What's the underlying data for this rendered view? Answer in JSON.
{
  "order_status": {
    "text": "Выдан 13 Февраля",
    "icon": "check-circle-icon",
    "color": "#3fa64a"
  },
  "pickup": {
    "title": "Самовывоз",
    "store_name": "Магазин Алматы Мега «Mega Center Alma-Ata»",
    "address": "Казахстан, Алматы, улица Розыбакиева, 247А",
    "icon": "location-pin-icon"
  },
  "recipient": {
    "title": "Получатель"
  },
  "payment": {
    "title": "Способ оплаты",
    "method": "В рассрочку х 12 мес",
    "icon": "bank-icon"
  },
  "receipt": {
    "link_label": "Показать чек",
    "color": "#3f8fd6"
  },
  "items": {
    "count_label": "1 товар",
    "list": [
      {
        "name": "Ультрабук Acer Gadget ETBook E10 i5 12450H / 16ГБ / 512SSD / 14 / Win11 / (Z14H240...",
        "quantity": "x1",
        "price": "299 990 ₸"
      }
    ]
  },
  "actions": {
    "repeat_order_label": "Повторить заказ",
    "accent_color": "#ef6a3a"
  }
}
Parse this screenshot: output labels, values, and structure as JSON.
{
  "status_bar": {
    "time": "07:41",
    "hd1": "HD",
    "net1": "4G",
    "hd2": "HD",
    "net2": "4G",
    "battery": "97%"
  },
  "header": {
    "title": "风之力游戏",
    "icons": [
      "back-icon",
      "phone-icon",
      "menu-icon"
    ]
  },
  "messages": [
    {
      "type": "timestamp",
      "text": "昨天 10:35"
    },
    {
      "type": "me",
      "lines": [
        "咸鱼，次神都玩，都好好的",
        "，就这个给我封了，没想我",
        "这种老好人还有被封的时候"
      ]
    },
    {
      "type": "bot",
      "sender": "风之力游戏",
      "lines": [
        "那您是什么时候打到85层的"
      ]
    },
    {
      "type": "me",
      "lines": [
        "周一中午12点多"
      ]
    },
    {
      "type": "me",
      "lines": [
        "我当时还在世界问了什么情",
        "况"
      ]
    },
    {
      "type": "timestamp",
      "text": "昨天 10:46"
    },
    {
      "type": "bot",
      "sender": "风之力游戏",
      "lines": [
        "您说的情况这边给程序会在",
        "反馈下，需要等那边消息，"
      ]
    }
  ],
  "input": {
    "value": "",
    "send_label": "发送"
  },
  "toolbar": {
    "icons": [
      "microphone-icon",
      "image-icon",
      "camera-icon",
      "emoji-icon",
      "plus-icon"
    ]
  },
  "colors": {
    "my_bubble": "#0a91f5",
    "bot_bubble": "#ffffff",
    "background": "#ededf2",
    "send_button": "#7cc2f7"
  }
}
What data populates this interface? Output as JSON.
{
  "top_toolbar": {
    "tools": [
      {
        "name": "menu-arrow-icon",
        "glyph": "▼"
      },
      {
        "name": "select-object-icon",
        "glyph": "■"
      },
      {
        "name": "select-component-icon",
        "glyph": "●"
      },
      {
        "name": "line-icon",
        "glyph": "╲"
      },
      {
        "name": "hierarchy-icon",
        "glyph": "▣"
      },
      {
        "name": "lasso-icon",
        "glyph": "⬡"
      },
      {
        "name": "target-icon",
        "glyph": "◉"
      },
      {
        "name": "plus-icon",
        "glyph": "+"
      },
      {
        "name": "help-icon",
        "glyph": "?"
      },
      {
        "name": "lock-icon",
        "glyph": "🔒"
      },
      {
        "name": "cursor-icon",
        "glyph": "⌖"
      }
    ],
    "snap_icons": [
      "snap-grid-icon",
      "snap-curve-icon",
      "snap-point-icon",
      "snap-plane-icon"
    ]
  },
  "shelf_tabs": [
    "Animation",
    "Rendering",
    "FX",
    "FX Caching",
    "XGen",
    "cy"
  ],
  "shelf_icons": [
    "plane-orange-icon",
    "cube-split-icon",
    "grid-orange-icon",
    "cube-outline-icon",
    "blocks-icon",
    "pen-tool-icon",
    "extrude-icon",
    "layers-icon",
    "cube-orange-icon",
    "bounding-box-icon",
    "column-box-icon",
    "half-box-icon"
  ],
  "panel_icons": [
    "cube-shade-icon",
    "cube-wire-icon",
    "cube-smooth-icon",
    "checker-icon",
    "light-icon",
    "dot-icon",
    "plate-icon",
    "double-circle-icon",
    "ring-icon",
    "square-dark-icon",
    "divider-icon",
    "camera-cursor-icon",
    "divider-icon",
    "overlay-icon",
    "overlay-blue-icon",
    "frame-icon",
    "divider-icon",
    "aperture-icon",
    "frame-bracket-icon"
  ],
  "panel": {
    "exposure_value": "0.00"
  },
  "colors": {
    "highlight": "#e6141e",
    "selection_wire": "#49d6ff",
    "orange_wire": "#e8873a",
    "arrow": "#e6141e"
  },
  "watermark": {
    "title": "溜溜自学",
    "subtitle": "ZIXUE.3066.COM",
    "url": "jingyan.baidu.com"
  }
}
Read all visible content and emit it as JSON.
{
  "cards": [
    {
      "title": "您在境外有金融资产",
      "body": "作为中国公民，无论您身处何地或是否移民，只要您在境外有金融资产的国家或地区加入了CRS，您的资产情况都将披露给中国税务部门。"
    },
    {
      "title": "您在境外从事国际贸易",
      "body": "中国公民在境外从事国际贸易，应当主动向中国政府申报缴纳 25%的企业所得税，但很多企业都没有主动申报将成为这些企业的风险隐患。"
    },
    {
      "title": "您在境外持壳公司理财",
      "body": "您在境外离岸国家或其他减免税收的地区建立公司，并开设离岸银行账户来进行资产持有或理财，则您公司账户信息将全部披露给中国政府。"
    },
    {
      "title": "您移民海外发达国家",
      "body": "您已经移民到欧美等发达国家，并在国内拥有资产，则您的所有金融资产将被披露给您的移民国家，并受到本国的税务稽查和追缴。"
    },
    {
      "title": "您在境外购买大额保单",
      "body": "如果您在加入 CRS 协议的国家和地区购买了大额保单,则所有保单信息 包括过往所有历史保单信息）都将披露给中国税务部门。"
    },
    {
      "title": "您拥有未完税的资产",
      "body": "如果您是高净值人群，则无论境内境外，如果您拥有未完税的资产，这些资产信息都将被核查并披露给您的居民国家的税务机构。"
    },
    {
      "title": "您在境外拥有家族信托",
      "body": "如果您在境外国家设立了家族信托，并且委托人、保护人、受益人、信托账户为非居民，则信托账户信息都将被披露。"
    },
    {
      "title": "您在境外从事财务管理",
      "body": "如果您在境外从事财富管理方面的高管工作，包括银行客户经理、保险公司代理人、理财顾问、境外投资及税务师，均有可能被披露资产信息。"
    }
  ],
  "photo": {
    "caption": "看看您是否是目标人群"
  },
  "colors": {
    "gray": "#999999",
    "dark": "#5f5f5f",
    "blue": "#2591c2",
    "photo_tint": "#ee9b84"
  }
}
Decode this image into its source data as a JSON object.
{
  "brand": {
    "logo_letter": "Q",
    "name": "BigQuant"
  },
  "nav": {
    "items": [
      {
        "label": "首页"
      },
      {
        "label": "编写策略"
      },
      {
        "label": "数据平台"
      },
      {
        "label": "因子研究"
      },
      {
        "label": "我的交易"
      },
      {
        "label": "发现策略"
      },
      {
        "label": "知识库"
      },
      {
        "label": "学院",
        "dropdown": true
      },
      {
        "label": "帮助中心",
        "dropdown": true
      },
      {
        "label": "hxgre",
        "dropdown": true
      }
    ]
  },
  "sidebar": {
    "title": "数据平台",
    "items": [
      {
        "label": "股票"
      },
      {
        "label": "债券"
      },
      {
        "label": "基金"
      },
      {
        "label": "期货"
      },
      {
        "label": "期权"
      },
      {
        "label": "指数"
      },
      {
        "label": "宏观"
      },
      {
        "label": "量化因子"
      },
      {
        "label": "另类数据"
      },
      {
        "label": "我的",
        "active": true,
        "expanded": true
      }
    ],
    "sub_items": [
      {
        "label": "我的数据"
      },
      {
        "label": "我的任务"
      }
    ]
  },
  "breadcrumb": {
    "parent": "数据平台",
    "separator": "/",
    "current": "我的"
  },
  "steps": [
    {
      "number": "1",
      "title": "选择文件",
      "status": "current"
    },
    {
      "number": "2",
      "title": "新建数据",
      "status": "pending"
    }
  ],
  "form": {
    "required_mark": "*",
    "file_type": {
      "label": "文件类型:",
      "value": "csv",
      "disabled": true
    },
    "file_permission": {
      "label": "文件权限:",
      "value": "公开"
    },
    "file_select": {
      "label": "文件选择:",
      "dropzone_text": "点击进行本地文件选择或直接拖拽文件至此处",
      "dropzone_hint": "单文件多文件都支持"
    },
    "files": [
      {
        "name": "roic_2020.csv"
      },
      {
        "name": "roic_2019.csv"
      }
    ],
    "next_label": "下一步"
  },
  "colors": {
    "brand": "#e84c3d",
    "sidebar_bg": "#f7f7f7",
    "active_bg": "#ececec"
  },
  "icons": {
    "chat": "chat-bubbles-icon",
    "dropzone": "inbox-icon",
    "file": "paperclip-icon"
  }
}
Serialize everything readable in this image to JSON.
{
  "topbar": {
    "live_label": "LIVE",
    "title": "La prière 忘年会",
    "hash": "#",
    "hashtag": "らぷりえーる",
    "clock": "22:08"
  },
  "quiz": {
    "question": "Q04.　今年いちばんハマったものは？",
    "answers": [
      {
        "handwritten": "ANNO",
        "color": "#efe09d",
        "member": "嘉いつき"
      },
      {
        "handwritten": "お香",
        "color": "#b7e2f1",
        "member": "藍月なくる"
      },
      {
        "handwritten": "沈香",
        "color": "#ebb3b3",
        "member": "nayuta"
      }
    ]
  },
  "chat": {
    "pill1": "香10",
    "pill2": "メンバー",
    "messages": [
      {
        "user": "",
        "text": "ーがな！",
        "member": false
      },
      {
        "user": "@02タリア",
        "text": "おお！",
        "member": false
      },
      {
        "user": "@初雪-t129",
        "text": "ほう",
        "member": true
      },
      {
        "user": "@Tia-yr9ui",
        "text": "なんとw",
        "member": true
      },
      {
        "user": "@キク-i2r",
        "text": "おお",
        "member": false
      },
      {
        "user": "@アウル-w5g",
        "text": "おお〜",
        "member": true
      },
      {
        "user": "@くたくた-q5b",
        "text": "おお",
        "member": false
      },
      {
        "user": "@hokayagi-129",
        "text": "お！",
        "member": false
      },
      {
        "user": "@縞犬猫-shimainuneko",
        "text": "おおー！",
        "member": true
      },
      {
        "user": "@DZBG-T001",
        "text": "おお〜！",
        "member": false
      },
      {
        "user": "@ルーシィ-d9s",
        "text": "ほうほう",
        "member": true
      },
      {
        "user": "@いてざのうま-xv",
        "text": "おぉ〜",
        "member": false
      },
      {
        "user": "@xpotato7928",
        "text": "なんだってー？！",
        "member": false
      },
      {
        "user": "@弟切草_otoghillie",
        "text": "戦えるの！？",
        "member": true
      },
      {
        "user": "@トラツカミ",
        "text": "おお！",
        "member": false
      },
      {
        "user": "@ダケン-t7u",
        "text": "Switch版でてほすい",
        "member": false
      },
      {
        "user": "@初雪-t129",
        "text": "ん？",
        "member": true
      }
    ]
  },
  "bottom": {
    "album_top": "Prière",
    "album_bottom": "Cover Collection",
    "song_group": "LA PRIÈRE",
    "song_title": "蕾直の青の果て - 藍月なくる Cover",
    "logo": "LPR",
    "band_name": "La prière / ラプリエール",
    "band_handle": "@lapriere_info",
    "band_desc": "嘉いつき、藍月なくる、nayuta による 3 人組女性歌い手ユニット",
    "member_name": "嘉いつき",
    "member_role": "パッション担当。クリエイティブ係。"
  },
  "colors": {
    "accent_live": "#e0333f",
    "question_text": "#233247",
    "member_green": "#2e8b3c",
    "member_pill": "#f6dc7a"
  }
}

** GIVEN REQUEST **
Using the material above, copy every line in which the string "cube" occurs.

** TASK RESPONSE **
    "cube-split-icon",
    "cube-outline-icon",
    "cube-orange-icon",
    "cube-shade-icon",
    "cube-wire-icon",
    "cube-smooth-icon",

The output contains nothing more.